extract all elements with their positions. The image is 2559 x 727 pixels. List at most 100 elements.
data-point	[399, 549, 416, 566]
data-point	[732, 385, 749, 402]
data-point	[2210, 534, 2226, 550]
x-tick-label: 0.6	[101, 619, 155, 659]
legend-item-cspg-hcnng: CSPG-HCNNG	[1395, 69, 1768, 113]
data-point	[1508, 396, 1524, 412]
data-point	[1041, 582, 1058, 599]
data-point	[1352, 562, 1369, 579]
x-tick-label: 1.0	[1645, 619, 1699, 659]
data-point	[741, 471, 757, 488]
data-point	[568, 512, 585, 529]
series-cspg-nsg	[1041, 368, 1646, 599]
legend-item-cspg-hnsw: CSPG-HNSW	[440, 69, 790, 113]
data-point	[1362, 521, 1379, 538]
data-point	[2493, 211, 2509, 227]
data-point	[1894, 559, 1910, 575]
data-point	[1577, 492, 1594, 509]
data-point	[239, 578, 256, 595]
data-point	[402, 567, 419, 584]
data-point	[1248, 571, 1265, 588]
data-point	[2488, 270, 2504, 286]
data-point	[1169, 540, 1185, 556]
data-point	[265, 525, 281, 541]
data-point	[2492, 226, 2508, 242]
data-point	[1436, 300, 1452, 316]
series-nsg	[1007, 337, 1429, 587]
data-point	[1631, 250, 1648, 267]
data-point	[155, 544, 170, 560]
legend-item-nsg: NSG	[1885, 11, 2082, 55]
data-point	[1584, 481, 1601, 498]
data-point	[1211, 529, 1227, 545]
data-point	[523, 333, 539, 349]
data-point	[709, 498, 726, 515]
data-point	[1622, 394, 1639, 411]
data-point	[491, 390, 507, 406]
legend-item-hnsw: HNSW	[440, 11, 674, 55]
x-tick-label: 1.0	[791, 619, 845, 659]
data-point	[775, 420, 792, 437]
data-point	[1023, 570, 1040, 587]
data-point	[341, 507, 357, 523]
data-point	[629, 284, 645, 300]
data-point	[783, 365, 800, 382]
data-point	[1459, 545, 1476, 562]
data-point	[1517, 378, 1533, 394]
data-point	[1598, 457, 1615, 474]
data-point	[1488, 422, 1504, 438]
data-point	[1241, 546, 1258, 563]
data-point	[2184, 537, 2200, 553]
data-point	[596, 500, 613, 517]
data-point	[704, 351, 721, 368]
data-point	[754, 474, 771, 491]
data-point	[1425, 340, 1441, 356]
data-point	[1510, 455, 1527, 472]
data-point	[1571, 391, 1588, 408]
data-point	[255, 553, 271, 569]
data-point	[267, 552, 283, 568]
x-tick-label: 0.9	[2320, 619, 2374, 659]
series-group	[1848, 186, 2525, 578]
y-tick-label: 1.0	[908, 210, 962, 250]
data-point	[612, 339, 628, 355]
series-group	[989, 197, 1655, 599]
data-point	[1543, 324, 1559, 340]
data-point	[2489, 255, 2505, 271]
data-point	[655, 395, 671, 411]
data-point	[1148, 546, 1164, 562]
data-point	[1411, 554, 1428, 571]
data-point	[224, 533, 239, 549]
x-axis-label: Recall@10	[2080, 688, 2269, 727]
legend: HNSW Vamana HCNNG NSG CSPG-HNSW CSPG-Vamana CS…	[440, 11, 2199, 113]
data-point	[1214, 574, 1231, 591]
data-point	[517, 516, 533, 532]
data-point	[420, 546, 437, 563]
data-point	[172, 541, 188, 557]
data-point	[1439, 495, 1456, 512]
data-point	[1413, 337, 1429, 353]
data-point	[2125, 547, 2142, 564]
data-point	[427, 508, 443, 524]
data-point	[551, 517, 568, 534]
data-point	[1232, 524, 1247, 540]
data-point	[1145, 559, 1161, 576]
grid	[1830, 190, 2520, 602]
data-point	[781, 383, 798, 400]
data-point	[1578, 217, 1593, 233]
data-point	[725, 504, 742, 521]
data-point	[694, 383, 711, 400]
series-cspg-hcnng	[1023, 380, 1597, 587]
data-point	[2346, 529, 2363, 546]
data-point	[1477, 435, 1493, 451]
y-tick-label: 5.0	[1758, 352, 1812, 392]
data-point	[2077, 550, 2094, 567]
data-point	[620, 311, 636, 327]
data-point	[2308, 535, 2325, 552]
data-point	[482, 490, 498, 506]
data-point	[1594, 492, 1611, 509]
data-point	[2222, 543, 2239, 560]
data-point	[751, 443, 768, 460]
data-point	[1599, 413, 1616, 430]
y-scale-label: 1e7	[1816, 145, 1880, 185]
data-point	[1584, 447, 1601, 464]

# JOB
Lay out the material as a numbered list with blank lines left out. Begin at its first line and stop after the line that contains "507, 357, 523]".

# FINAL RESULT
1. extract all elements with their positions. The image is 2559 x 727 pixels. List at most 100 elements.
2. data-point	[399, 549, 416, 566]
3. data-point	[732, 385, 749, 402]
4. data-point	[2210, 534, 2226, 550]
5. x-tick-label: 0.6	[101, 619, 155, 659]
6. legend-item-cspg-hcnng: CSPG-HCNNG	[1395, 69, 1768, 113]
7. data-point	[1508, 396, 1524, 412]
8. data-point	[1041, 582, 1058, 599]
9. data-point	[1352, 562, 1369, 579]
10. x-tick-label: 1.0	[1645, 619, 1699, 659]
11. data-point	[741, 471, 757, 488]
12. data-point	[568, 512, 585, 529]
13. series-cspg-nsg	[1041, 368, 1646, 599]
14. legend-item-cspg-hnsw: CSPG-HNSW	[440, 69, 790, 113]
15. data-point	[1362, 521, 1379, 538]
16. data-point	[2493, 211, 2509, 227]
17. data-point	[1894, 559, 1910, 575]
18. data-point	[1577, 492, 1594, 509]
19. data-point	[239, 578, 256, 595]
20. data-point	[402, 567, 419, 584]
21. data-point	[1248, 571, 1265, 588]
22. data-point	[2488, 270, 2504, 286]
23. data-point	[1169, 540, 1185, 556]
24. data-point	[265, 525, 281, 541]
25. data-point	[2492, 226, 2508, 242]
26. data-point	[1436, 300, 1452, 316]
27. series-nsg	[1007, 337, 1429, 587]
28. data-point	[1631, 250, 1648, 267]
29. data-point	[155, 544, 170, 560]
30. legend-item-nsg: NSG	[1885, 11, 2082, 55]
31. data-point	[1584, 481, 1601, 498]
32. data-point	[1211, 529, 1227, 545]
33. data-point	[523, 333, 539, 349]
34. data-point	[709, 498, 726, 515]
35. data-point	[1622, 394, 1639, 411]
36. data-point	[491, 390, 507, 406]
37. legend-item-hnsw: HNSW	[440, 11, 674, 55]
38. x-tick-label: 1.0	[791, 619, 845, 659]
39. data-point	[775, 420, 792, 437]
40. data-point	[1023, 570, 1040, 587]
41. data-point	[341, 507, 357, 523]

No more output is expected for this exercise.